- Records provided -
▼

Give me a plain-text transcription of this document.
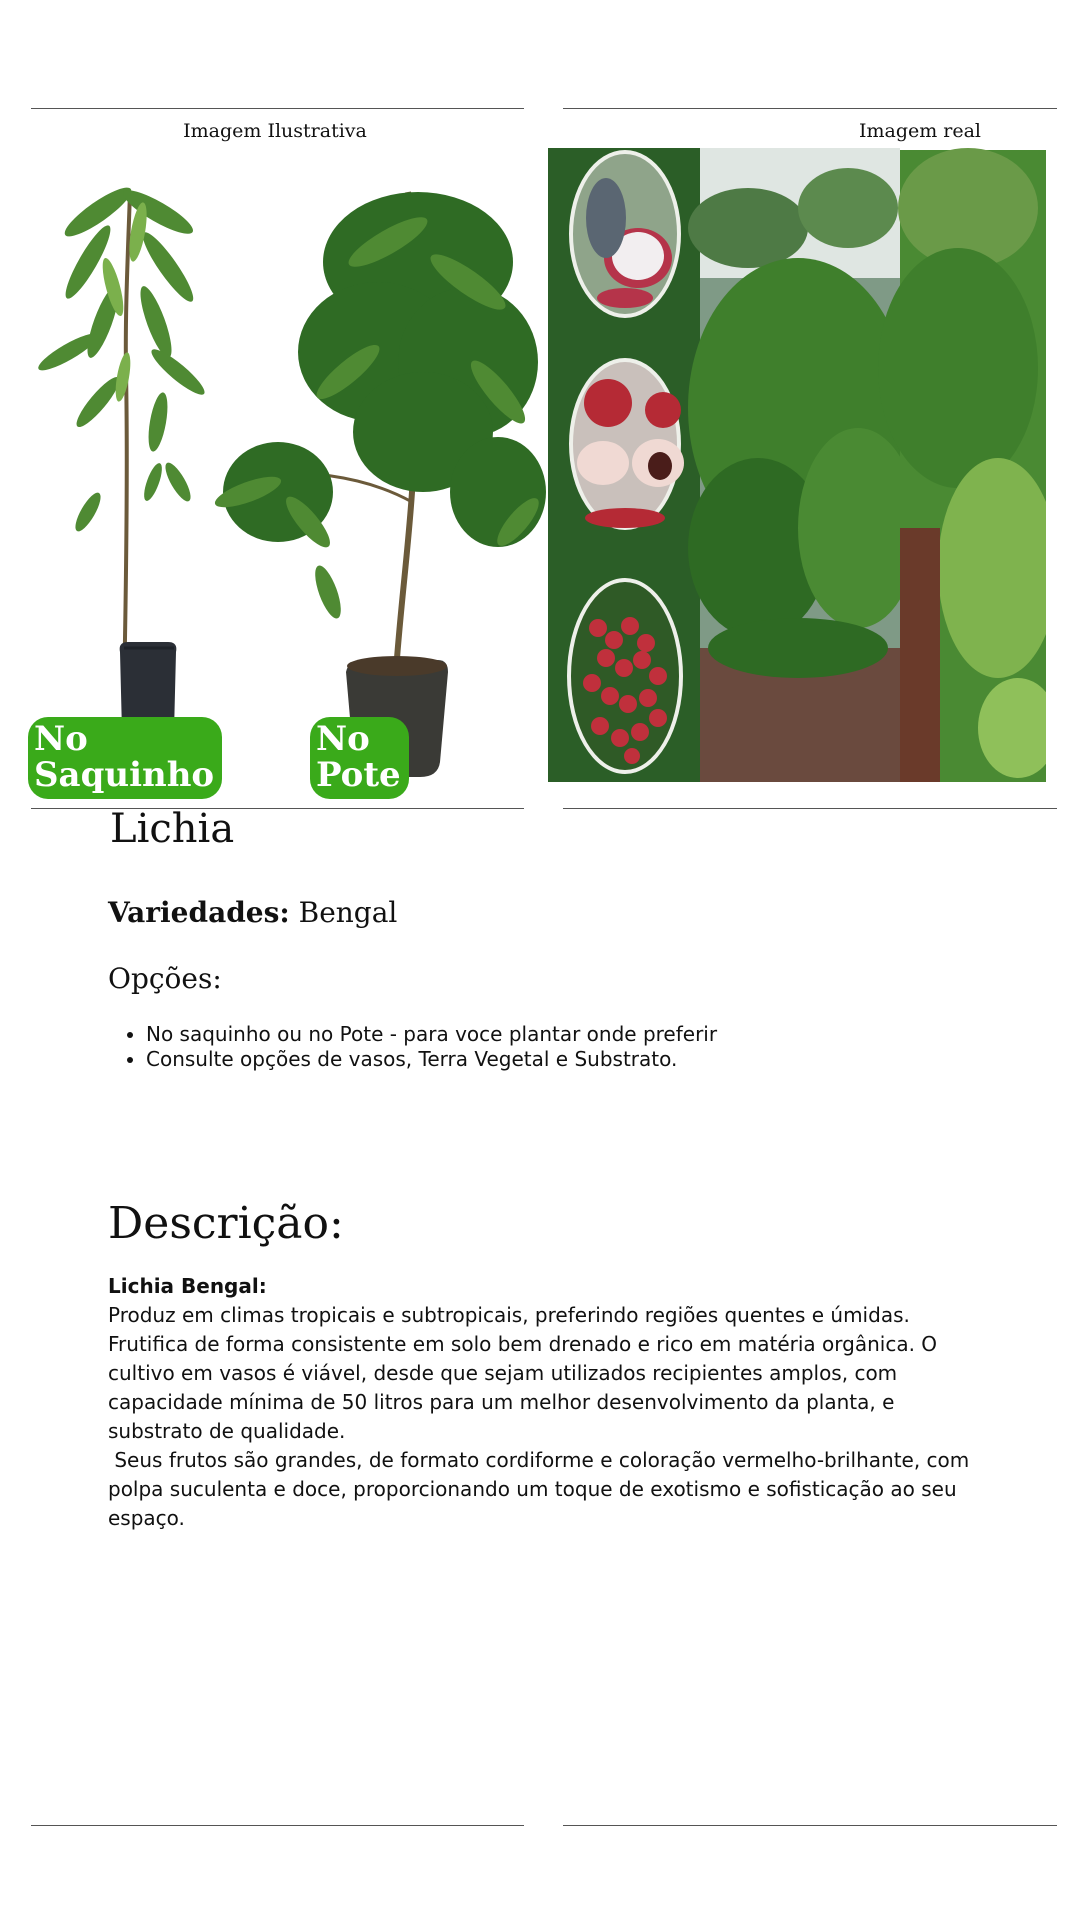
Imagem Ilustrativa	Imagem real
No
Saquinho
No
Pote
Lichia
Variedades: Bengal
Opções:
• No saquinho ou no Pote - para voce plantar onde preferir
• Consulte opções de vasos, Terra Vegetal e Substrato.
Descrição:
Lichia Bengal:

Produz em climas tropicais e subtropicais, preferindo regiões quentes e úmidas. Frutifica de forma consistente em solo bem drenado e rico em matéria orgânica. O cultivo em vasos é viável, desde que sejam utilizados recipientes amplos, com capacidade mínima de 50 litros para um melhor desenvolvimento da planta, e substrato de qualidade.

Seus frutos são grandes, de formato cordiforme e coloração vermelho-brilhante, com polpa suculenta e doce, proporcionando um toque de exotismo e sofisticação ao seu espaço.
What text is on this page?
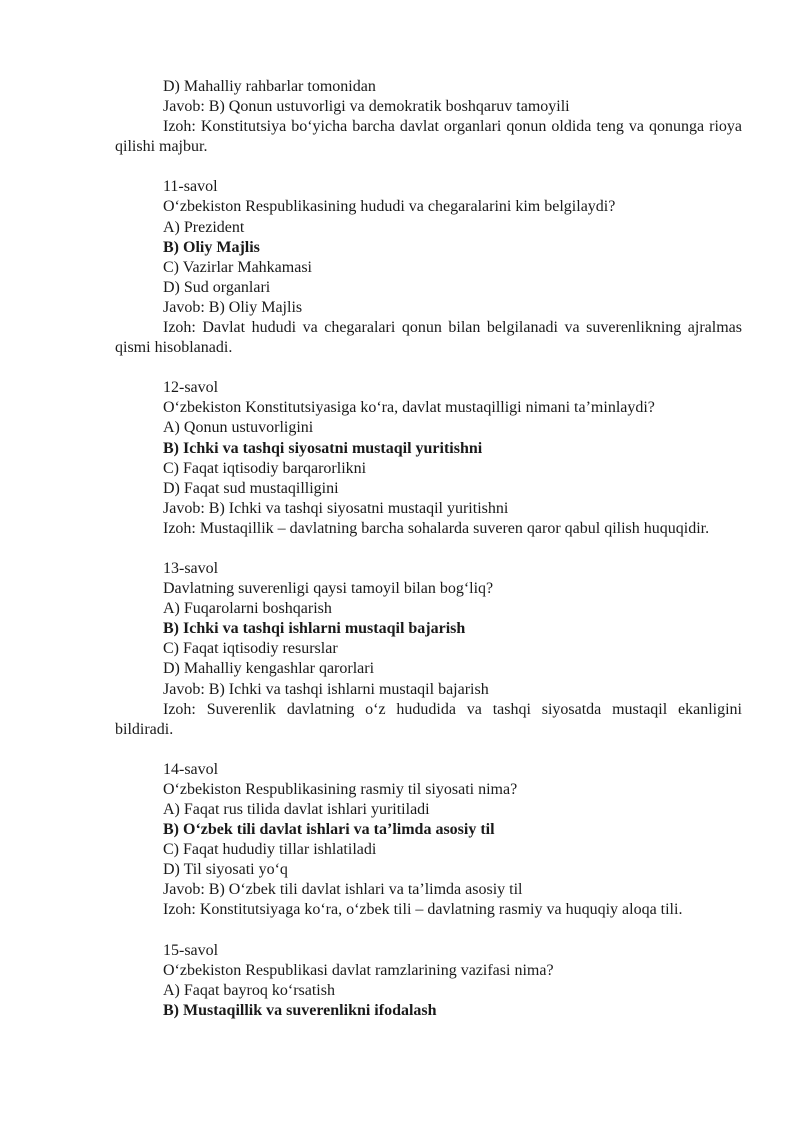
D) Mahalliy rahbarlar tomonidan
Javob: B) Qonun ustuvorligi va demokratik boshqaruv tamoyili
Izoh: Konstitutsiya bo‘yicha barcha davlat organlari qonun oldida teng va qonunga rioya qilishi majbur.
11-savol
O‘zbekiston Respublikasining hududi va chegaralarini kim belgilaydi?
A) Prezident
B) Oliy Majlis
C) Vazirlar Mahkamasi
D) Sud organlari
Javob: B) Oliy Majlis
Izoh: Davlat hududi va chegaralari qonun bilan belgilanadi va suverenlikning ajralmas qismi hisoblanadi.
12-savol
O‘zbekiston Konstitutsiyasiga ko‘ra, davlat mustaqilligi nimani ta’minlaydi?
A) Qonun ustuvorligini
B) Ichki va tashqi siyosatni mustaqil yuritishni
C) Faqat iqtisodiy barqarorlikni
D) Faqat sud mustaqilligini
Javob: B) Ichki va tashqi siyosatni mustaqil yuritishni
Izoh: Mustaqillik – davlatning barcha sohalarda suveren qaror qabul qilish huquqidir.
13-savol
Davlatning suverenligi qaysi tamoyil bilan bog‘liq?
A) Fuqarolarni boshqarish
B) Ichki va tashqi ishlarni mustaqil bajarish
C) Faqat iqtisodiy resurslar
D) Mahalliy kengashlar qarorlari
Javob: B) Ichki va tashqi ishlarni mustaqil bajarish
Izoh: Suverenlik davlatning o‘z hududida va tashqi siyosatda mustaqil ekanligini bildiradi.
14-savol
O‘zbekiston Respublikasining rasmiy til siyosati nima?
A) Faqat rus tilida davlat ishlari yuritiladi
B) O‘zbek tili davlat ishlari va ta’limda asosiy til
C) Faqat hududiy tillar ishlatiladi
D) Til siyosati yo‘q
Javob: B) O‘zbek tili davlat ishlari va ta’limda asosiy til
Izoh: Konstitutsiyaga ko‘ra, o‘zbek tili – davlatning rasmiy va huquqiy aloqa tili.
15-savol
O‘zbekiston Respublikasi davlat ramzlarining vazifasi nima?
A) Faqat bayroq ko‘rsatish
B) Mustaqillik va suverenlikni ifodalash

▲

- Task -
Reproduce every entry exactly, but omit each picture.

- Task answer -
Give me a plain-text transcription of this document.
Imagem Ilustrativa	Imagem real
No
Saquinho
No
Pote
Lichia
Variedades: Bengal
Opções:
• No saquinho ou no Pote - para voce plantar onde preferir
• Consulte opções de vasos, Terra Vegetal e Substrato.
Descrição:
Lichia Bengal:

Produz em climas tropicais e subtropicais, preferindo regiões quentes e úmidas. Frutifica de forma consistente em solo bem drenado e rico em matéria orgânica. O cultivo em vasos é viável, desde que sejam utilizados recipientes amplos, com capacidade mínima de 50 litros para um melhor desenvolvimento da planta, e substrato de qualidade.

Seus frutos são grandes, de formato cordiforme e coloração vermelho-brilhante, com polpa suculenta e doce, proporcionando um toque de exotismo e sofisticação ao seu espaço.
What text is on this page?
D) Mahalliy rahbarlar tomonidan
Javob: B) Qonun ustuvorligi va demokratik boshqaruv tamoyili
Izoh: Konstitutsiya bo‘yicha barcha davlat organlari qonun oldida teng va qonunga rioya qilishi majbur.
11-savol
O‘zbekiston Respublikasining hududi va chegaralarini kim belgilaydi?
A) Prezident
B) Oliy Majlis
C) Vazirlar Mahkamasi
D) Sud organlari
Javob: B) Oliy Majlis
Izoh: Davlat hududi va chegaralari qonun bilan belgilanadi va suverenlikning ajralmas qismi hisoblanadi.
12-savol
O‘zbekiston Konstitutsiyasiga ko‘ra, davlat mustaqilligi nimani ta’minlaydi?
A) Qonun ustuvorligini
B) Ichki va tashqi siyosatni mustaqil yuritishni
C) Faqat iqtisodiy barqarorlikni
D) Faqat sud mustaqilligini
Javob: B) Ichki va tashqi siyosatni mustaqil yuritishni
Izoh: Mustaqillik – davlatning barcha sohalarda suveren qaror qabul qilish huquqidir.
13-savol
Davlatning suverenligi qaysi tamoyil bilan bog‘liq?
A) Fuqarolarni boshqarish
B) Ichki va tashqi ishlarni mustaqil bajarish
C) Faqat iqtisodiy resurslar
D) Mahalliy kengashlar qarorlari
Javob: B) Ichki va tashqi ishlarni mustaqil bajarish
Izoh: Suverenlik davlatning o‘z hududida va tashqi siyosatda mustaqil ekanligini bildiradi.
14-savol
O‘zbekiston Respublikasining rasmiy til siyosati nima?
A) Faqat rus tilida davlat ishlari yuritiladi
B) O‘zbek tili davlat ishlari va ta’limda asosiy til
C) Faqat hududiy tillar ishlatiladi
D) Til siyosati yo‘q
Javob: B) O‘zbek tili davlat ishlari va ta’limda asosiy til
Izoh: Konstitutsiyaga ko‘ra, o‘zbek tili – davlatning rasmiy va huquqiy aloqa tili.
15-savol
O‘zbekiston Respublikasi davlat ramzlarining vazifasi nima?
A) Faqat bayroq ko‘rsatish
B) Mustaqillik va suverenlikni ifodalash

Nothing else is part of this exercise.